--- What is being asked ---
Copy every one of the following records line for line, changing nothing.

(Layout coordinate data)
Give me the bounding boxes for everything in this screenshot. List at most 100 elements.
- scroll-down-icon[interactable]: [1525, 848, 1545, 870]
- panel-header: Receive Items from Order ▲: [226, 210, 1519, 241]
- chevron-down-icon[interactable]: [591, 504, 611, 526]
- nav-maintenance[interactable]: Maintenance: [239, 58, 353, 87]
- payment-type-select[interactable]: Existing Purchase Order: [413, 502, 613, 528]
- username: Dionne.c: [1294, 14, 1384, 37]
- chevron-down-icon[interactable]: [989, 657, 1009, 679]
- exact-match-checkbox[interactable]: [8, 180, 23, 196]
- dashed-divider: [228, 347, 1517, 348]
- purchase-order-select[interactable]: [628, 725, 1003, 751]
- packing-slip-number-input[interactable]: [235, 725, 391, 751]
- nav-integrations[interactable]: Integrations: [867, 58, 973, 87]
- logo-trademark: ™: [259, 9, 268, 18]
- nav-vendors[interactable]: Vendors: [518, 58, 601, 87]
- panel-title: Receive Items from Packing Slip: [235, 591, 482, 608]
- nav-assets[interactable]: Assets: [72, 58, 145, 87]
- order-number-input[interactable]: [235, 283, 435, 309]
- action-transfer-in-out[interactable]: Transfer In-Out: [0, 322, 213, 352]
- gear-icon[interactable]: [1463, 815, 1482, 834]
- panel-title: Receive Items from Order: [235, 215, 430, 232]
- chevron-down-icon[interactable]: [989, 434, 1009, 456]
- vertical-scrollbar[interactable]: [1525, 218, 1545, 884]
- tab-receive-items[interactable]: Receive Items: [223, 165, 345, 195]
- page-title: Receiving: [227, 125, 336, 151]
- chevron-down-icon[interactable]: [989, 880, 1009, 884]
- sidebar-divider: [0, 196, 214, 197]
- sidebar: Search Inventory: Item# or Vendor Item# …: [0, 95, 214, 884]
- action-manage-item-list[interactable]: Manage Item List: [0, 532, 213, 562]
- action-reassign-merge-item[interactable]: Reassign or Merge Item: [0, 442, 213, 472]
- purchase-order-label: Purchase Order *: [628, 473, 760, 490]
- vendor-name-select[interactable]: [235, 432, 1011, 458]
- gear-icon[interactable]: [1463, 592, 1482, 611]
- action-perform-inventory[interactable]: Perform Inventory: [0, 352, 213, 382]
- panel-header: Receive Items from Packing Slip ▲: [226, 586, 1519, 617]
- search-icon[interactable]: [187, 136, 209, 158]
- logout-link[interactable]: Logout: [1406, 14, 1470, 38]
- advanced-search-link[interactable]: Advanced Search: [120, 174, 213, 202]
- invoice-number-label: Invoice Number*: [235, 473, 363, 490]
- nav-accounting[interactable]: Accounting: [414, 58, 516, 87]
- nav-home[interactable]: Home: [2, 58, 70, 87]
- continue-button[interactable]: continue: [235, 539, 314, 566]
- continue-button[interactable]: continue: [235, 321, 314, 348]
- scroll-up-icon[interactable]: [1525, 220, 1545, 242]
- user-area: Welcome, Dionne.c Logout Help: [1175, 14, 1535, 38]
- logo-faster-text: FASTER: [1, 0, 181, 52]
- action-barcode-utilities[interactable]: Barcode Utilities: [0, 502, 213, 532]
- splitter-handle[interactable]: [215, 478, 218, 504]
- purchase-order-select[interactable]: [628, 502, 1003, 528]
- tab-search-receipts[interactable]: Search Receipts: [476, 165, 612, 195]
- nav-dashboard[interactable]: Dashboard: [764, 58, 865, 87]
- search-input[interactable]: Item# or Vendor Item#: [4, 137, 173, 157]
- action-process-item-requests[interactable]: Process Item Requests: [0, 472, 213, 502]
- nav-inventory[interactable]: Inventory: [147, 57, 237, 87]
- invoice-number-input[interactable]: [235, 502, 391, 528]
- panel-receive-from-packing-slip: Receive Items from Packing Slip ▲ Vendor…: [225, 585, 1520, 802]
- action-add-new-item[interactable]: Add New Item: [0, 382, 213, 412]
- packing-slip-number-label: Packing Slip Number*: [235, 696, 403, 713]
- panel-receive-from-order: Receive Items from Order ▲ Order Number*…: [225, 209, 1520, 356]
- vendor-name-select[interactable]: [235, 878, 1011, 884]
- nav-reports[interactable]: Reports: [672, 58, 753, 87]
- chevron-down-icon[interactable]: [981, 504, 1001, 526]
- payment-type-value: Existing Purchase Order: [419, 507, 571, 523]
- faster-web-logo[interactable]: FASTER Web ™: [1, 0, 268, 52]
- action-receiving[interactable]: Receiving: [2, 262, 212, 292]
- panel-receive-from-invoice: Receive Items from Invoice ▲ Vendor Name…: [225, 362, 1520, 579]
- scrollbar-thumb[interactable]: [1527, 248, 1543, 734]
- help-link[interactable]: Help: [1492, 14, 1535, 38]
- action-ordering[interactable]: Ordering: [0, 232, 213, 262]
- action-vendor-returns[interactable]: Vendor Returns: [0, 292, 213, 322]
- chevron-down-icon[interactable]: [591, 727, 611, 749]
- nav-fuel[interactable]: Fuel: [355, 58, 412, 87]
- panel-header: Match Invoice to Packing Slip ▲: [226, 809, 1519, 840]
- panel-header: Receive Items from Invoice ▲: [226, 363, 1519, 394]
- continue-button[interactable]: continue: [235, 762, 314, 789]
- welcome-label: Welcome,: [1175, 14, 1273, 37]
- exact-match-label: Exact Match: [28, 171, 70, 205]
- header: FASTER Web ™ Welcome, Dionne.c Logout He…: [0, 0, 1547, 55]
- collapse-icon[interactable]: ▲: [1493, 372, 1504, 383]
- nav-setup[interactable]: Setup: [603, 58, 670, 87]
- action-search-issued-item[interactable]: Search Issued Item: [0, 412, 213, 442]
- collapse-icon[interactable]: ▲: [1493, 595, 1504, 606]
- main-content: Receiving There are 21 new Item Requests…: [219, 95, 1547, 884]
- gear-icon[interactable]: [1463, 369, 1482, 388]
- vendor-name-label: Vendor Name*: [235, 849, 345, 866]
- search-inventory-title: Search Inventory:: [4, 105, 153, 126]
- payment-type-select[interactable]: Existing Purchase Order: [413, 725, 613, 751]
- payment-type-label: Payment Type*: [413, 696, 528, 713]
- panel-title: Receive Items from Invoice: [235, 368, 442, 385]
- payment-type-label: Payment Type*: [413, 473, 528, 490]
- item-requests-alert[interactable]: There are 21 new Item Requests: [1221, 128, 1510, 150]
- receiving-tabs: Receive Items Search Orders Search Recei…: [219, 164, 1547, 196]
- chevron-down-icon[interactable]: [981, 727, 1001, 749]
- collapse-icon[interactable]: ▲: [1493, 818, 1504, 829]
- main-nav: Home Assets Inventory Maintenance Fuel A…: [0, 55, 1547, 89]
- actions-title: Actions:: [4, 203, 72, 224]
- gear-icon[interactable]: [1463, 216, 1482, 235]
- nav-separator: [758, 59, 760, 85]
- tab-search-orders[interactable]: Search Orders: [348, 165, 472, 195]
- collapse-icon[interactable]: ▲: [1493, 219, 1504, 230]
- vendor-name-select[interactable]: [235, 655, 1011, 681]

--- Task output ---
Give me the bounding boxes for everything in this screenshot. List at most 100 elements.
- scroll-down-icon[interactable]: [1525, 848, 1545, 870]
- panel-header: Receive Items from Order ▲: [226, 210, 1519, 241]
- chevron-down-icon[interactable]: [591, 504, 611, 526]
- nav-maintenance[interactable]: Maintenance: [239, 58, 353, 87]
- payment-type-select[interactable]: Existing Purchase Order: [413, 502, 613, 528]
- username: Dionne.c: [1294, 14, 1384, 37]
- chevron-down-icon[interactable]: [989, 657, 1009, 679]
- exact-match-checkbox[interactable]: [8, 180, 23, 196]
- dashed-divider: [228, 347, 1517, 348]
- purchase-order-select[interactable]: [628, 725, 1003, 751]
- packing-slip-number-input[interactable]: [235, 725, 391, 751]
- nav-integrations[interactable]: Integrations: [867, 58, 973, 87]
- logo-trademark: ™: [259, 9, 268, 18]
- nav-vendors[interactable]: Vendors: [518, 58, 601, 87]
- panel-title: Receive Items from Packing Slip: [235, 591, 482, 608]
- nav-assets[interactable]: Assets: [72, 58, 145, 87]
- order-number-input[interactable]: [235, 283, 435, 309]
- action-transfer-in-out[interactable]: Transfer In-Out: [0, 322, 213, 352]
- gear-icon[interactable]: [1463, 815, 1482, 834]
- panel-title: Receive Items from Order: [235, 215, 430, 232]
- chevron-down-icon[interactable]: [989, 434, 1009, 456]
- vertical-scrollbar[interactable]: [1525, 218, 1545, 884]
- tab-receive-items[interactable]: Receive Items: [223, 165, 345, 195]
- page-title: Receiving: [227, 125, 336, 151]
- chevron-down-icon[interactable]: [989, 880, 1009, 884]
- sidebar-divider: [0, 196, 214, 197]
- sidebar: Search Inventory: Item# or Vendor Item# …: [0, 95, 214, 884]
- action-manage-item-list[interactable]: Manage Item List: [0, 532, 213, 562]
- action-reassign-merge-item[interactable]: Reassign or Merge Item: [0, 442, 213, 472]
- purchase-order-label: Purchase Order *: [628, 473, 760, 490]
- vendor-name-select[interactable]: [235, 432, 1011, 458]
- gear-icon[interactable]: [1463, 592, 1482, 611]
- action-perform-inventory[interactable]: Perform Inventory: [0, 352, 213, 382]
- panel-header: Receive Items from Packing Slip ▲: [226, 586, 1519, 617]
- search-icon[interactable]: [187, 136, 209, 158]
- logout-link[interactable]: Logout: [1406, 14, 1470, 38]
- advanced-search-link[interactable]: Advanced Search: [120, 174, 213, 202]
- invoice-number-label: Invoice Number*: [235, 473, 363, 490]
- nav-accounting[interactable]: Accounting: [414, 58, 516, 87]
- nav-home[interactable]: Home: [2, 58, 70, 87]
- continue-button[interactable]: continue: [235, 539, 314, 566]
- continue-button[interactable]: continue: [235, 321, 314, 348]
- scroll-up-icon[interactable]: [1525, 220, 1545, 242]
- user-area: Welcome, Dionne.c Logout Help: [1175, 14, 1535, 38]
- logo-faster-text: FASTER: [1, 0, 181, 52]
- action-barcode-utilities[interactable]: Barcode Utilities: [0, 502, 213, 532]
- splitter-handle[interactable]: [215, 478, 218, 504]
- purchase-order-select[interactable]: [628, 502, 1003, 528]
- tab-search-receipts[interactable]: Search Receipts: [476, 165, 612, 195]
- nav-dashboard[interactable]: Dashboard: [764, 58, 865, 87]
- search-input[interactable]: Item# or Vendor Item#: [4, 137, 173, 157]
- action-process-item-requests[interactable]: Process Item Requests: [0, 472, 213, 502]
- nav-inventory[interactable]: Inventory: [147, 57, 237, 87]
- invoice-number-input[interactable]: [235, 502, 391, 528]
- panel-receive-from-packing-slip: Receive Items from Packing Slip ▲ Vendor…: [225, 585, 1520, 802]
- action-add-new-item[interactable]: Add New Item: [0, 382, 213, 412]
- packing-slip-number-label: Packing Slip Number*: [235, 696, 403, 713]
- panel-receive-from-order: Receive Items from Order ▲ Order Number*…: [225, 209, 1520, 356]
- vendor-name-select[interactable]: [235, 878, 1011, 884]
- nav-reports[interactable]: Reports: [672, 58, 753, 87]
- chevron-down-icon[interactable]: [981, 504, 1001, 526]
- payment-type-value: Existing Purchase Order: [419, 507, 571, 523]
- faster-web-logo[interactable]: FASTER Web ™: [1, 0, 268, 52]
- action-receiving[interactable]: Receiving: [2, 262, 212, 292]
- panel-receive-from-invoice: Receive Items from Invoice ▲ Vendor Name…: [225, 362, 1520, 579]
- scrollbar-thumb[interactable]: [1527, 248, 1543, 734]
- help-link[interactable]: Help: [1492, 14, 1535, 38]
- action-ordering[interactable]: Ordering: [0, 232, 213, 262]
- action-vendor-returns[interactable]: Vendor Returns: [0, 292, 213, 322]
- chevron-down-icon[interactable]: [591, 727, 611, 749]
- nav-fuel[interactable]: Fuel: [355, 58, 412, 87]
- panel-header: Match Invoice to Packing Slip ▲: [226, 809, 1519, 840]
- panel-header: Receive Items from Invoice ▲: [226, 363, 1519, 394]
- continue-button[interactable]: continue: [235, 762, 314, 789]
- welcome-label: Welcome,: [1175, 14, 1273, 37]
- exact-match-label: Exact Match: [28, 171, 70, 205]
- header: FASTER Web ™ Welcome, Dionne.c Logout He…: [0, 0, 1547, 55]
- collapse-icon[interactable]: ▲: [1493, 372, 1504, 383]
- nav-setup[interactable]: Setup: [603, 58, 670, 87]
- action-search-issued-item[interactable]: Search Issued Item: [0, 412, 213, 442]
- collapse-icon[interactable]: ▲: [1493, 595, 1504, 606]
- main-content: Receiving There are 21 new Item Requests…: [219, 95, 1547, 884]
- gear-icon[interactable]: [1463, 369, 1482, 388]
- vendor-name-label: Vendor Name*: [235, 849, 345, 866]
- search-inventory-title: Search Inventory:: [4, 105, 153, 126]
- payment-type-select[interactable]: Existing Purchase Order: [413, 725, 613, 751]
- payment-type-label: Payment Type*: [413, 696, 528, 713]
- panel-title: Receive Items from Invoice: [235, 368, 442, 385]
- payment-type-label: Payment Type*: [413, 473, 528, 490]
- item-requests-alert[interactable]: There are 21 new Item Requests: [1221, 128, 1510, 150]
- receiving-tabs: Receive Items Search Orders Search Recei…: [219, 164, 1547, 196]
- chevron-down-icon[interactable]: [981, 727, 1001, 749]
- collapse-icon[interactable]: ▲: [1493, 818, 1504, 829]
- main-nav: Home Assets Inventory Maintenance Fuel A…: [0, 55, 1547, 89]
- actions-title: Actions:: [4, 203, 72, 224]
- gear-icon[interactable]: [1463, 216, 1482, 235]
- nav-separator: [758, 59, 760, 85]
- tab-search-orders[interactable]: Search Orders: [348, 165, 472, 195]
- collapse-icon[interactable]: ▲: [1493, 219, 1504, 230]
- vendor-name-select[interactable]: [235, 655, 1011, 681]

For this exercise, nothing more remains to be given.